### Zadane polecenie
Pociągnij dalej rozmowę o teściach z forum, zaczynając zaraz po jej ostatnim zdaniu.

Listopadowe mamuśki 2018
-
WIADOMOŚĆ
-
Kurcze dziewczyny to mi się trafili super teściowie;p teściu co prawda jehowy ale nie narzuca swoich tematów tylko na święta nie przyjdzie, prezentu nie kupi, urodzin nie obchodzi. Wiec czasami mi troche szkoda teściowej bo ona nic od niego nie dostaje a wręcz przeciwnie musi mu wszystko sponsorować. I pewnie nasze dzieci też nic od niego nie będą dostawać bo to taki typ człowieka, nawet nie pomyśli żeby coś komuś dać, brać i dostawać bardzo lubi;p( mój M na szczęście lubi mi dawać prezenty i zapraszać w różne miejsca) ale to jest pikuś bo ogólnie jest bardzo dobry, pomocny, przychodzi do mnie na kawe, teraz z psem mi wychodzi jak męża nie ma, zawsze pyta i wydzwania żeby zapytać jak się czuję. No mogę na niego liczyć. Teściowa też fajna babka i też chyba częściej do mnie dzwoni niż do męża. Czasami mnie denerwuje i rozpieszcza mi psa, dzieci pewnie też będzie ale to już chyba normalne;p a moi rodzice też sa spoko jak to mówi mąż
więc naprawdę nam się trafiło;)
-
Ja niestety też Wam dziewczyny nic nie doradze w temacie tesciow. Mąż i ja mieszkamy z jego rodzicami już 4 lata, oczywiście mamy zagospodarowane poddasze jako osobne mieszkanie, więc praktyczne tak jakbyśmy mieszkali osobno. Moja teściowa lubi się wtrącać, ale szanuje decyzję, które my podejmujemy chociaż są nie po jej myśli, dużo mi pomogła na początku ciąży jak nie byłam w stanie za dużo robic, a teść jest do rany przyłóż, we wszystkim pomoże, nawet sam się oferuje żeby ze mną gdzieś jechać jak nie ma męża akurat. Tak więc teście mi się super trafili. Do tej pory mieli tylko jednego wnuka, więc bardzo się cieszą, że u nas będzie dzieciątko. U moich rodziców będzie z kolei 18 wnuk, a też się cieszą jak nie wiem co
nawet mama sama mi się zaoferowała, że jak tylko będę chciała wrócić do pracy to ona się dzieckiem zajmie
-
Happywife jak czytam o twoim teściu to tak jak bym widziała mojego męża. Taki sam oschły sukinsyn. Tylko opieprzyć potrafi jak coś nie tak ale dobrego słowa od niego nie usłyszysz i wydaje mi się że nawet jak by nie otrzymał życzeń o po prostu by po nim spłynęło. A jak nie spłynie to może się zastanowi nad swoim postępowaniem.

### Sekcja danych
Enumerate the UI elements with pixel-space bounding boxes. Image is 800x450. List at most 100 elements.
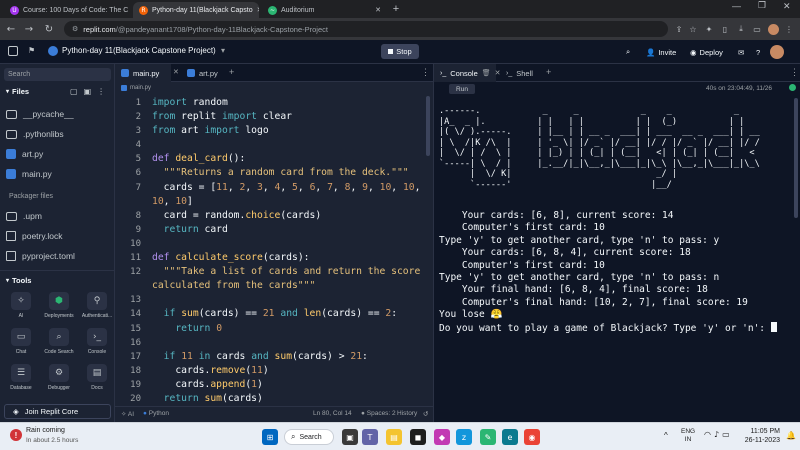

### Wynik poniżej
-
Współczuję takich teściów i sytuacji ...
Ja ma to szczęście że teściowa od 20 lat nie żyje A teść 77 lat mało że pół głuchy zaczyna mu się Alzheimer... więc spokój
A za to rodziców mam cudnych pod każdym względem, mają jednego wnuka 23 lata więc baaaardzo czekają na drugiego -
kreseczki wrote:Happywife jak czytam o twoim teściu to tak jak bym widziała mojego męża. Taki sam oschły sukinsyn. Tylko opieprzyć potrafi jak coś nie tak ale dobrego słowa od niego nie usłyszysz i wydaje mi się że nawet jak by nie otrzymał życzeń o po prostu by po nim spłynęło. A jak nie spłynie to może się zastanowi nad swoim postępowaniem.
Pozytywny test 23.02 -
happywife wrote:Hej, witaj
Jak samopoczucie w ciąży?
Dziewczyny, dzięki za miłe słowa. Brzuszek to faktycznie kwestia bardzo indywidualna.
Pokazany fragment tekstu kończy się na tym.